══ Données disponibles ══
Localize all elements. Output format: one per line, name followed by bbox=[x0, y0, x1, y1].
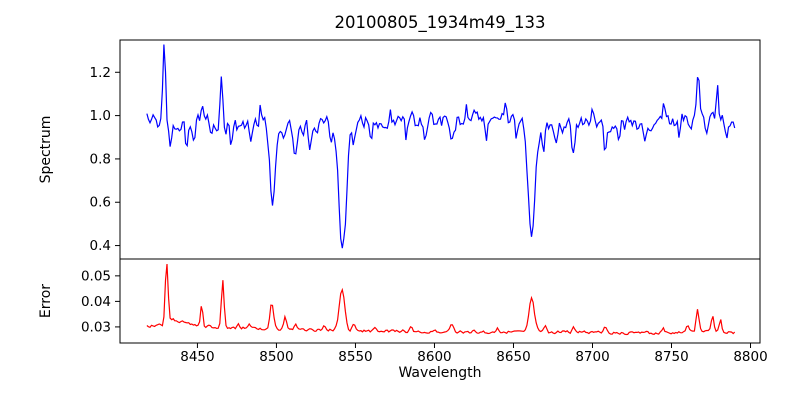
y-tick-label: 0.6 bbox=[90, 195, 111, 211]
x-tick-label: 8800 bbox=[733, 349, 767, 365]
x-tick-label: 8700 bbox=[575, 349, 609, 365]
y-tick-label: 0.8 bbox=[90, 151, 111, 167]
x-tick-label: 8500 bbox=[259, 349, 293, 365]
y-tick-label: 0.05 bbox=[81, 268, 111, 284]
spectrum-panel-border bbox=[119, 39, 761, 260]
x-axis-label: Wavelength bbox=[398, 365, 481, 381]
y-tick-label: 0.4 bbox=[90, 238, 111, 254]
x-tick-label: 8650 bbox=[496, 349, 530, 365]
error-line bbox=[146, 263, 736, 336]
y-tick-label: 1.0 bbox=[90, 108, 111, 124]
y-tick-label: 0.03 bbox=[81, 319, 111, 335]
spectrum-line bbox=[146, 44, 736, 249]
x-tick-label: 8600 bbox=[417, 349, 451, 365]
y-tick-label: 1.2 bbox=[90, 65, 111, 81]
x-tick-label: 8450 bbox=[180, 349, 214, 365]
y-axis-label-error: Error bbox=[38, 284, 54, 318]
y-axis-label-spectrum: Spectrum bbox=[38, 116, 54, 184]
chart-title: 20100805_1934m49_133 bbox=[334, 13, 545, 33]
x-tick-label: 8750 bbox=[654, 349, 688, 365]
y-tick-label: 0.04 bbox=[81, 294, 111, 310]
x-tick-label: 8550 bbox=[338, 349, 372, 365]
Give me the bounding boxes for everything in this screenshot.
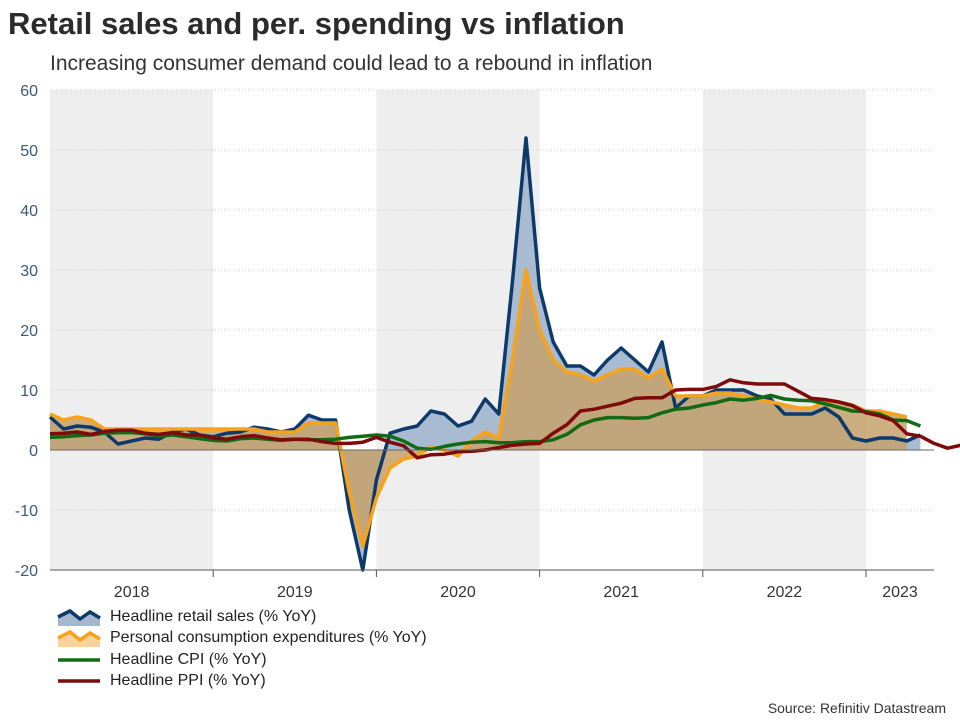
═══
Modifiez le listing ci-dessus en remplaçant « Wavelength » par « Longueur d'onde », puis redonnez-en toutes les lignes sans rien changer d'autre. Omettez les images dans la réponse.

- Réponse
Localize all elements. Output format: one per line, name followed by bbox=[x0, y0, x1, y1].
y-tick-label: 0.6 bbox=[90, 195, 111, 211]
x-tick-label: 8800 bbox=[733, 349, 767, 365]
x-tick-label: 8700 bbox=[575, 349, 609, 365]
y-tick-label: 0.8 bbox=[90, 151, 111, 167]
x-tick-label: 8500 bbox=[259, 349, 293, 365]
y-tick-label: 0.05 bbox=[81, 268, 111, 284]
spectrum-panel-border bbox=[119, 39, 761, 260]
x-axis-label: Longueur d'onde bbox=[398, 365, 481, 381]
y-tick-label: 0.4 bbox=[90, 238, 111, 254]
x-tick-label: 8650 bbox=[496, 349, 530, 365]
error-line bbox=[146, 263, 736, 336]
y-tick-label: 1.0 bbox=[90, 108, 111, 124]
y-tick-label: 0.03 bbox=[81, 319, 111, 335]
spectrum-line bbox=[146, 44, 736, 249]
x-tick-label: 8600 bbox=[417, 349, 451, 365]
y-tick-label: 1.2 bbox=[90, 65, 111, 81]
x-tick-label: 8450 bbox=[180, 349, 214, 365]
y-axis-label-error: Error bbox=[38, 284, 54, 318]
y-axis-label-spectrum: Spectrum bbox=[38, 116, 54, 184]
chart-title: 20100805_1934m49_133 bbox=[334, 13, 545, 33]
x-tick-label: 8750 bbox=[654, 349, 688, 365]
y-tick-label: 0.04 bbox=[81, 294, 111, 310]
x-tick-label: 8550 bbox=[338, 349, 372, 365]
Give me the bounding boxes for everything in this screenshot.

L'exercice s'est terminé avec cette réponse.